Exercise task: Quote, verbatim, all material below, without pictures.

Given records:

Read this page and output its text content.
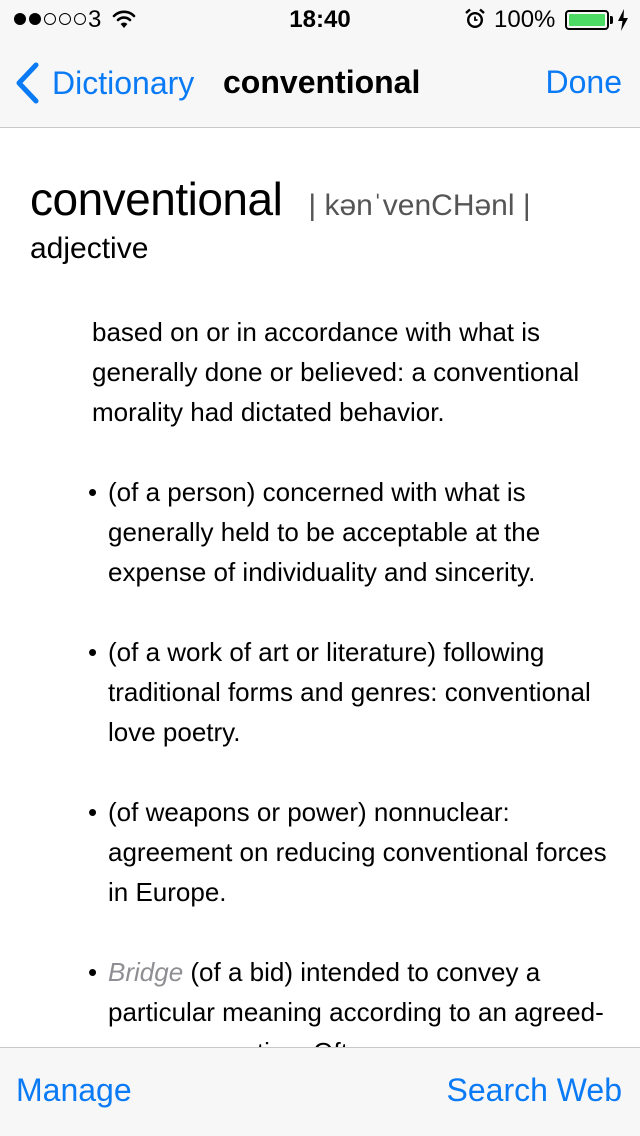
3	18:40	100%
Dictionary conventional	Done
conventional | kənˈvenCHənl |
adjective
based on or in accordance with what is generally done or believed: a conventional morality had dictated behavior.
• (of a person) concerned with what is generally held to be acceptable at the expense of individuality and sincerity.
• (of a work of art or literature) following traditional forms and genres: conventional love poetry.
• (of weapons or power) nonnuclear: agreement on reducing conventional forces in Europe.
• Bridge (of a bid) intended to convey a particular meaning according to an agreed-
Manage	Search Web
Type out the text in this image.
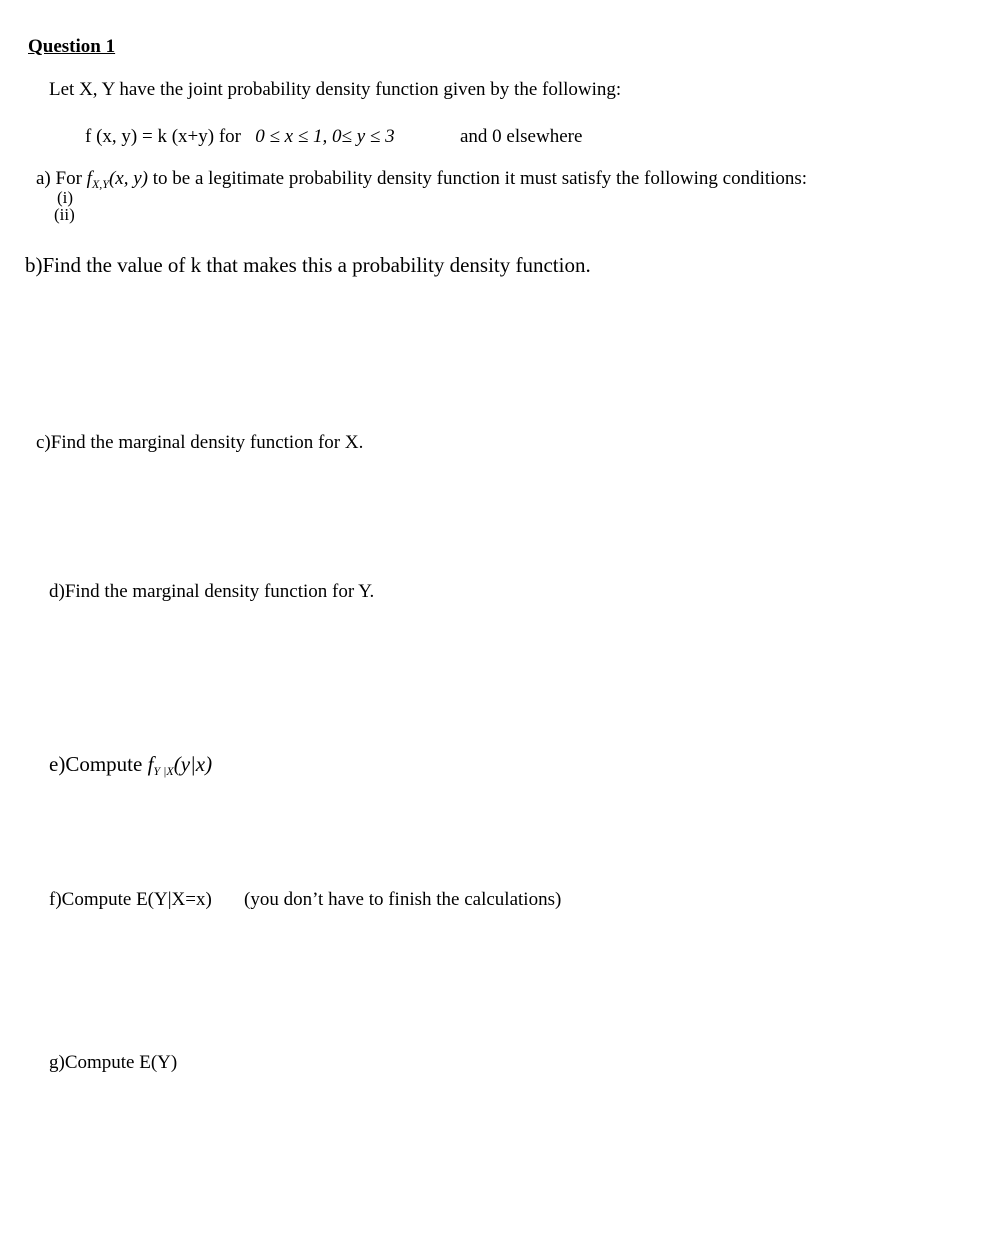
Question 1
Let X, Y have the joint probability density function given by the following:
f (x, y) = k (x+y) for 0 ≤ x ≤ 1, 0≤ y ≤ 3	and 0 elsewhere
a) For $f_{X,Y}(x$, y) to be a legitimate probability density function it must satisfy the following conditions:
(i)
(ii)
b)Find the value of k that makes this a probability density function.
c)Find the marginal density function for X.
d)Find the marginal density function for Y.
e)Compute fY |X(y|x)
f)Compute E(Y|X=x) (you don’t have to finish the calculations)
g)Compute E(Y)
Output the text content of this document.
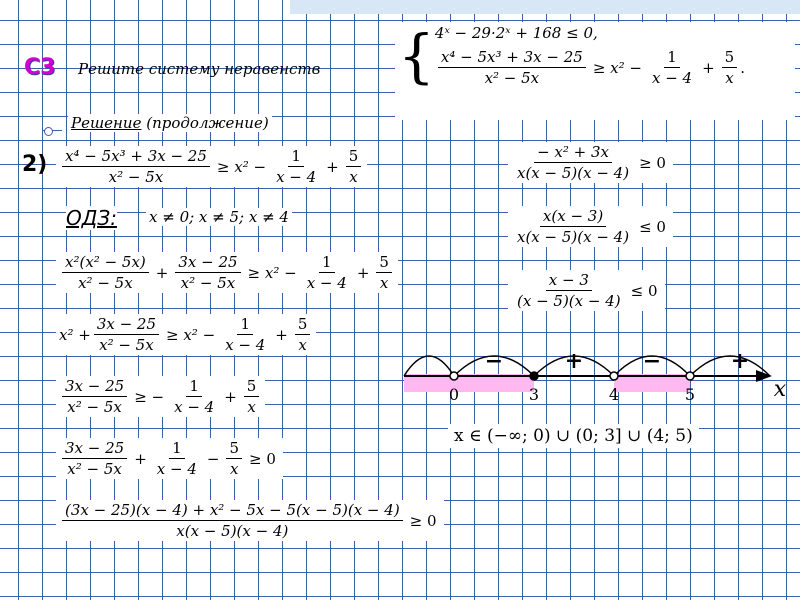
С3 Решите систему неравенств { 4ˣ − 29·2ˣ + 168 ≤ 0,
$\frac{\text{x⁴ − 5x³ + 3x − 25}}{\text{x² − 5x}} \ge x^2 - \frac{1}{x - 4} + \frac{5}{x}$ .
Решение (продолжение)
$2) \frac{\text{x⁴ − 5x³ + 3x − 25}}{\text{x² − 5x}} \ge x^2 - \frac{1}{x - 4} + \frac{5}{x}$
ОДЗ: x ≠ 0; x ≠ 5; x ≠ 4
$\frac{\text{x²(x² − 5x)}}{\text{x² − 5x}} + \frac{3x - 25}{\text{x² − 5x}} \ge x^2 - \frac{1}{x - 4} + \frac{5}{x}$
$x^2 + \frac{3x - 25}{\text{x² − 5x}} \ge x^2 - \frac{1}{x - 4} + \frac{5}{x}$
$\frac{3x - 25}{\text{x² − 5x}}$ ≥ − $\frac{1}{x - 4} + \frac{5}{x}$
$\frac{3x - 25}{\text{x² − 5x}} + \frac{1}{x - 4} - \frac{5}{x} \ge 0$
$\frac{\text{(3x − 25)(x − 4) + x² − 5x − 5(x − 5)(x − 4)}}{x(x - 5)(x - 4)} \ge 0$
$\frac{\text{− x² + 3x}}{x(x - 5)(x - 4)} \ge 0$
$\frac{x(x - 3)}{x(x - 5)(x - 4)} \le 0$
$\frac{x - 3}{(x - 5)(x - 4)} \le 0$
−	+	−	+
0	3	4	5	x
x ∈ (−∞; 0) ∪ (0; 3] ∪ (4; 5)
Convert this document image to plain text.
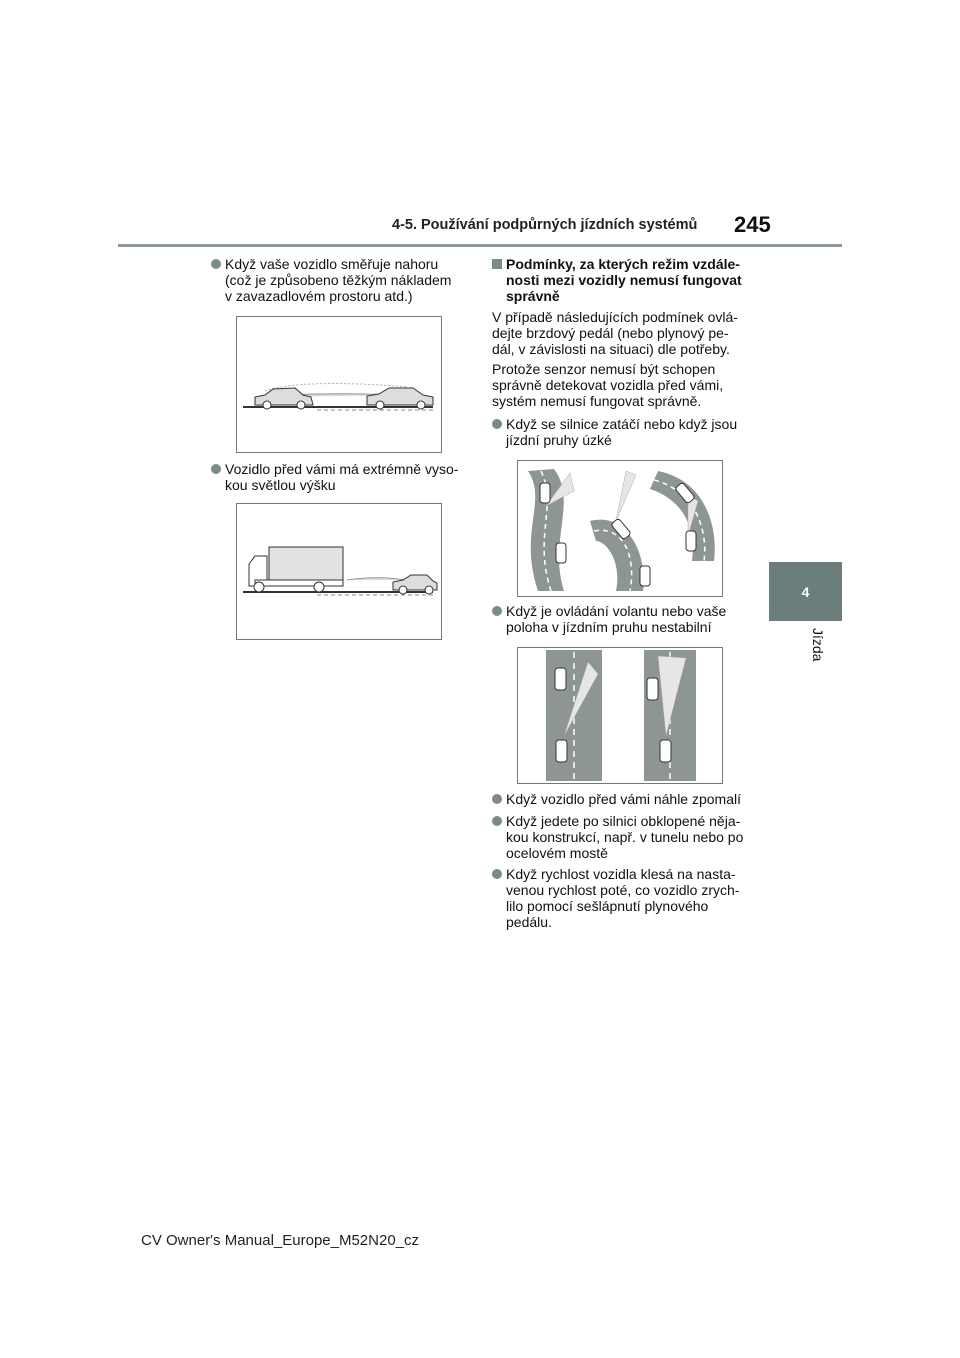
4-5. Používání podpůrných jízdních systémů 245
4
Jízda
Když vaše vozidlo směřuje nahoru
(což je způsobeno těžkým nákladem
v zavazadlovém prostoru atd.)
Vozidlo před vámi má extrémně vyso-
kou světlou výšku
Podmínky, za kterých režim vzdále-
nosti mezi vozidly nemusí fungovat
správně
V případě následujících podmínek ovlá-
dejte brzdový pedál (nebo plynový pe-
dál, v závislosti na situaci) dle potřeby.
Protože senzor nemusí být schopen
správně detekovat vozidla před vámi,
systém nemusí fungovat správně.
Když se silnice zatáčí nebo když jsou
jízdní pruhy úzké
Když je ovládání volantu nebo vaše
poloha v jízdním pruhu nestabilní
Když vozidlo před vámi náhle zpomalí
Když jedete po silnici obklopené něja-
kou konstrukcí, např. v tunelu nebo po
ocelovém mostě
Když rychlost vozidla klesá na nasta-
venou rychlost poté, co vozidlo zrych-
lilo pomocí sešlápnutí plynového
pedálu.
CV Owner's Manual_Europe_M52N20_cz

Output for this exercise:
Read this page and output its text content.
3	18:40	100%
Dictionary conventional	Done
conventional | kənˈvenCHənl |
adjective
based on or in accordance with what is generally done or believed: a conventional morality had dictated behavior.
• (of a person) concerned with what is generally held to be acceptable at the expense of individuality and sincerity.
• (of a work of art or literature) following traditional forms and genres: conventional love poetry.
• (of weapons or power) nonnuclear: agreement on reducing conventional forces in Europe.
• Bridge (of a bid) intended to convey a particular meaning according to an agreed-
Manage	Search Web
Type out the text in this image.
Question 1
Let X, Y have the joint probability density function given by the following:
f (x, y) = k (x+y) for 0 ≤ x ≤ 1, 0≤ y ≤ 3	and 0 elsewhere
a) For $f_{X,Y}(x$, y) to be a legitimate probability density function it must satisfy the following conditions:
(i)
(ii)
b)Find the value of k that makes this a probability density function.
c)Find the marginal density function for X.
d)Find the marginal density function for Y.
e)Compute fY |X(y|x)
f)Compute E(Y|X=x) (you don’t have to finish the calculations)
g)Compute E(Y)
Output the text content of this document.
С3 Решите систему неравенств { 4ˣ − 29·2ˣ + 168 ≤ 0,
$\frac{\text{x⁴ − 5x³ + 3x − 25}}{\text{x² − 5x}} \ge x^2 - \frac{1}{x - 4} + \frac{5}{x}$ .
Решение (продолжение)
$2) \frac{\text{x⁴ − 5x³ + 3x − 25}}{\text{x² − 5x}} \ge x^2 - \frac{1}{x - 4} + \frac{5}{x}$
ОДЗ: x ≠ 0; x ≠ 5; x ≠ 4
$\frac{\text{x²(x² − 5x)}}{\text{x² − 5x}} + \frac{3x - 25}{\text{x² − 5x}} \ge x^2 - \frac{1}{x - 4} + \frac{5}{x}$
$x^2 + \frac{3x - 25}{\text{x² − 5x}} \ge x^2 - \frac{1}{x - 4} + \frac{5}{x}$
$\frac{3x - 25}{\text{x² − 5x}}$ ≥ − $\frac{1}{x - 4} + \frac{5}{x}$
$\frac{3x - 25}{\text{x² − 5x}} + \frac{1}{x - 4} - \frac{5}{x} \ge 0$
$\frac{\text{(3x − 25)(x − 4) + x² − 5x − 5(x − 5)(x − 4)}}{x(x - 5)(x - 4)} \ge 0$
$\frac{\text{− x² + 3x}}{x(x - 5)(x - 4)} \ge 0$
$\frac{x(x - 3)}{x(x - 5)(x - 4)} \le 0$
$\frac{x - 3}{(x - 5)(x - 4)} \le 0$
−	+	−	+
0	3	4	5	x
x ∈ (−∞; 0) ∪ (0; 3] ∪ (4; 5)
Convert this document image to plain text.
4-5. Používání podpůrných jízdních systémů 245
4
Jízda
Když vaše vozidlo směřuje nahoru
(což je způsobeno těžkým nákladem
v zavazadlovém prostoru atd.)
Vozidlo před vámi má extrémně vyso-
kou světlou výšku
Podmínky, za kterých režim vzdále-
nosti mezi vozidly nemusí fungovat
správně
V případě následujících podmínek ovlá-
dejte brzdový pedál (nebo plynový pe-
dál, v závislosti na situaci) dle potřeby.
Protože senzor nemusí být schopen
správně detekovat vozidla před vámi,
systém nemusí fungovat správně.
Když se silnice zatáčí nebo když jsou
jízdní pruhy úzké
Když je ovládání volantu nebo vaše
poloha v jízdním pruhu nestabilní
Když vozidlo před vámi náhle zpomalí
Když jedete po silnici obklopené něja-
kou konstrukcí, např. v tunelu nebo po
ocelovém mostě
Když rychlost vozidla klesá na nasta-
venou rychlost poté, co vozidlo zrych-
lilo pomocí sešlápnutí plynového
pedálu.
CV Owner's Manual_Europe_M52N20_cz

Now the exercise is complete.